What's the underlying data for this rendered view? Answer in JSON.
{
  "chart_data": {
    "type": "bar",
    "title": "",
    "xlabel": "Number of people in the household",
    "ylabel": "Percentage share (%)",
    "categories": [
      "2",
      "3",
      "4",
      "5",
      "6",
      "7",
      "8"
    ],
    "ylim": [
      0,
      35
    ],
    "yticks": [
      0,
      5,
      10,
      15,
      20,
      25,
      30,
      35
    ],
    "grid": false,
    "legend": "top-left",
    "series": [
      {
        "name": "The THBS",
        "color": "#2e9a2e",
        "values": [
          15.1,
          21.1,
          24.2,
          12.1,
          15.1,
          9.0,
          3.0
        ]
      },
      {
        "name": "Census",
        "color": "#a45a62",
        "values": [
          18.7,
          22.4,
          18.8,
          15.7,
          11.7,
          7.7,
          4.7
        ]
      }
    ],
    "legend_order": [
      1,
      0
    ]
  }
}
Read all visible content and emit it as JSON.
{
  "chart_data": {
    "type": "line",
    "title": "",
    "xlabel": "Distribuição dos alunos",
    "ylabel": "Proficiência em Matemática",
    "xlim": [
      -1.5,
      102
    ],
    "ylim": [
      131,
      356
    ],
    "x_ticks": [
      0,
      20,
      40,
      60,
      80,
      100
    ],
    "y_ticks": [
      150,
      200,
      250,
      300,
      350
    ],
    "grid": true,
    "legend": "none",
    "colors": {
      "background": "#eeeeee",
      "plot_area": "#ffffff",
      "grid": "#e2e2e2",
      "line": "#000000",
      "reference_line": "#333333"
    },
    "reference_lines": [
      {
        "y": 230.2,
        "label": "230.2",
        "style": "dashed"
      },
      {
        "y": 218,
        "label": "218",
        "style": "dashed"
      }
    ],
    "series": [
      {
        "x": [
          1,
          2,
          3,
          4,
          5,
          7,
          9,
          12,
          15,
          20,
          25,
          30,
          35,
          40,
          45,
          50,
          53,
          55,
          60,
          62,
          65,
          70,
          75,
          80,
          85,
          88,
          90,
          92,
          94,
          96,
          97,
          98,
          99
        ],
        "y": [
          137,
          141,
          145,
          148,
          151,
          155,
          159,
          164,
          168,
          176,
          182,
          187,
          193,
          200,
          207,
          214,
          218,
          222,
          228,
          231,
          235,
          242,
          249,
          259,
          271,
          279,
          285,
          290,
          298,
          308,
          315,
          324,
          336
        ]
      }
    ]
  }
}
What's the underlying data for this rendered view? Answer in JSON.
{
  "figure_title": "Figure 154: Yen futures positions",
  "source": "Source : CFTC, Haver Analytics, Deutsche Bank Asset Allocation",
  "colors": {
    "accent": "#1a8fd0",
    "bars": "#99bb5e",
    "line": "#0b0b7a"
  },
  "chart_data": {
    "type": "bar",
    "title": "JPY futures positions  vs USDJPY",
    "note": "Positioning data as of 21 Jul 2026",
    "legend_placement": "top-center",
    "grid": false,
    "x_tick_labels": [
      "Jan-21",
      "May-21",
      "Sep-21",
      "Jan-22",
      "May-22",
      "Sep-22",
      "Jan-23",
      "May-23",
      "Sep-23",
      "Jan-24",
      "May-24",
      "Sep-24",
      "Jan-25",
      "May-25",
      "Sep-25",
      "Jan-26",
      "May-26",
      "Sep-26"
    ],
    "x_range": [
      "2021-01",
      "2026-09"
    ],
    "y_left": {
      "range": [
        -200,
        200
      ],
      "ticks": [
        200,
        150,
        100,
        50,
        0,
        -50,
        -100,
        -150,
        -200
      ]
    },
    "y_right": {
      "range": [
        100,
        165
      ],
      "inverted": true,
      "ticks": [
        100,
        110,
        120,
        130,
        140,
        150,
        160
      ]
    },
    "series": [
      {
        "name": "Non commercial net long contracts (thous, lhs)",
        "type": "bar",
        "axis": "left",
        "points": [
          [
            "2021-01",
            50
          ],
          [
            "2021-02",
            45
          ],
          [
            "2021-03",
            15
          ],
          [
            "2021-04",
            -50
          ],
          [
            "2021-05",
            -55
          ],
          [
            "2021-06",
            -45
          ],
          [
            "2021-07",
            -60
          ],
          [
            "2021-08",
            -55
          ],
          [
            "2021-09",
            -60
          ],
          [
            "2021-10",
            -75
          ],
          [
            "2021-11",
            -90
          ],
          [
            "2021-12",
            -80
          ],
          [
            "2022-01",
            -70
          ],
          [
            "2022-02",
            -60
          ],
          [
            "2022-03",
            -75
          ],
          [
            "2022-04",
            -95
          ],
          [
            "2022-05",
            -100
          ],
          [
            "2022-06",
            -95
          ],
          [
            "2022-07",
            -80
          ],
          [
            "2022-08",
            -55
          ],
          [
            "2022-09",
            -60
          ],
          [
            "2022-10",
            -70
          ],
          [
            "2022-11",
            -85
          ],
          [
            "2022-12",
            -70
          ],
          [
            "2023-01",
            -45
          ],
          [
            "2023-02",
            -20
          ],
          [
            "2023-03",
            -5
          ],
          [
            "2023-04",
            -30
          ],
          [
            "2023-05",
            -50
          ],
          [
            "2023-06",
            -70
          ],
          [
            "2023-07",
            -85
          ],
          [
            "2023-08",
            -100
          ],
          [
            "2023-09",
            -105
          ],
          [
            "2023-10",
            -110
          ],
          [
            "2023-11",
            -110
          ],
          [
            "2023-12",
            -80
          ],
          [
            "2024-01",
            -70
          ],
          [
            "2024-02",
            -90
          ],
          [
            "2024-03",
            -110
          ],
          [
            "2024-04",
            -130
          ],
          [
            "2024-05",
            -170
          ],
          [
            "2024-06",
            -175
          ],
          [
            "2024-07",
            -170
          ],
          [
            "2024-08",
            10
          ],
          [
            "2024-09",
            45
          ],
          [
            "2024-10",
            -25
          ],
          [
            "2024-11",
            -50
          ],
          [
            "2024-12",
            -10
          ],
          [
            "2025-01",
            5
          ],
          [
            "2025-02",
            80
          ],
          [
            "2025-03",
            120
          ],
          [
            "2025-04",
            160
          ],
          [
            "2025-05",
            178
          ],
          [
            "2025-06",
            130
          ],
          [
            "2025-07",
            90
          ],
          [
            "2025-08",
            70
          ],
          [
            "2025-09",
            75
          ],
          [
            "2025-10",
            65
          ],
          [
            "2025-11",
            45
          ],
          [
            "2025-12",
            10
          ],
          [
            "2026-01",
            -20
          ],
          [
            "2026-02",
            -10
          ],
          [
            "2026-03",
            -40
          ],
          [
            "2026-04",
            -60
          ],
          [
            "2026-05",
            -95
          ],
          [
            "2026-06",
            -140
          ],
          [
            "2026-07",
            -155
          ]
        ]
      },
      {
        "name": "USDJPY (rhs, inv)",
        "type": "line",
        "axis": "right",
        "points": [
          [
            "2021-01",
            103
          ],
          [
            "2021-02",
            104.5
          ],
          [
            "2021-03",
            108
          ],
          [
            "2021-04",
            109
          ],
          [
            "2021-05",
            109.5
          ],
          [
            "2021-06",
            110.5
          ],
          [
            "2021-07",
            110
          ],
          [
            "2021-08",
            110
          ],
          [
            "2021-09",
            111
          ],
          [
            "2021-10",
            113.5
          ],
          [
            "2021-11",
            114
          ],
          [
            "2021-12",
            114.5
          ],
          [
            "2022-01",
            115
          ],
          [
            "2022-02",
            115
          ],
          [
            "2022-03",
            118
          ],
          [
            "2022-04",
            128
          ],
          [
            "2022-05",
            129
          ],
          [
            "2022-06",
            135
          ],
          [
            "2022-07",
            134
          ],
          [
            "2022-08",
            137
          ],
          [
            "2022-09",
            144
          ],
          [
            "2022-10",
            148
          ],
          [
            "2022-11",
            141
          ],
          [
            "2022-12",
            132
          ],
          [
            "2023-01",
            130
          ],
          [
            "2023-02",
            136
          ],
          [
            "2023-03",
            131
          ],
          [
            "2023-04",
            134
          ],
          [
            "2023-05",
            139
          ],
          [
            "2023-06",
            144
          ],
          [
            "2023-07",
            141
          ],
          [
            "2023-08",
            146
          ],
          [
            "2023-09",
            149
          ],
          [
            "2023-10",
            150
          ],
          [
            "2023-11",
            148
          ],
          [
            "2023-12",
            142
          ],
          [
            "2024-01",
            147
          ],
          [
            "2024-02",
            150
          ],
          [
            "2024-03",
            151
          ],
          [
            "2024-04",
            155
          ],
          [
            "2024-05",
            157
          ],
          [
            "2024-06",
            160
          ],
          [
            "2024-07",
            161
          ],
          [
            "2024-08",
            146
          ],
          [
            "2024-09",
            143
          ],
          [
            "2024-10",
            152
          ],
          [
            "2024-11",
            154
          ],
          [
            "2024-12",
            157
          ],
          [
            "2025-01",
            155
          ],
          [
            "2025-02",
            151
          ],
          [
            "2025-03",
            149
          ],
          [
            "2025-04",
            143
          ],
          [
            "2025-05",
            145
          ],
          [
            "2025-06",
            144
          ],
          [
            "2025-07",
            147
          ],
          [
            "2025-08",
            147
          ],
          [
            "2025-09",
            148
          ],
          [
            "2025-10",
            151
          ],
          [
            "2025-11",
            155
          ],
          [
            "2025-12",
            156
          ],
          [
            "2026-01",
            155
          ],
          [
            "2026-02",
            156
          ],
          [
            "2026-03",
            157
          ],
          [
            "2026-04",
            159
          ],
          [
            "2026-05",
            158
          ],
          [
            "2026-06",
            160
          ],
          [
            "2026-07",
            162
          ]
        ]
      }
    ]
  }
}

━━━━━━━━━━

| Task details |
Say how many lines of the data hold the string "name". Reply with the number alone.

| Answer for this exercise |
4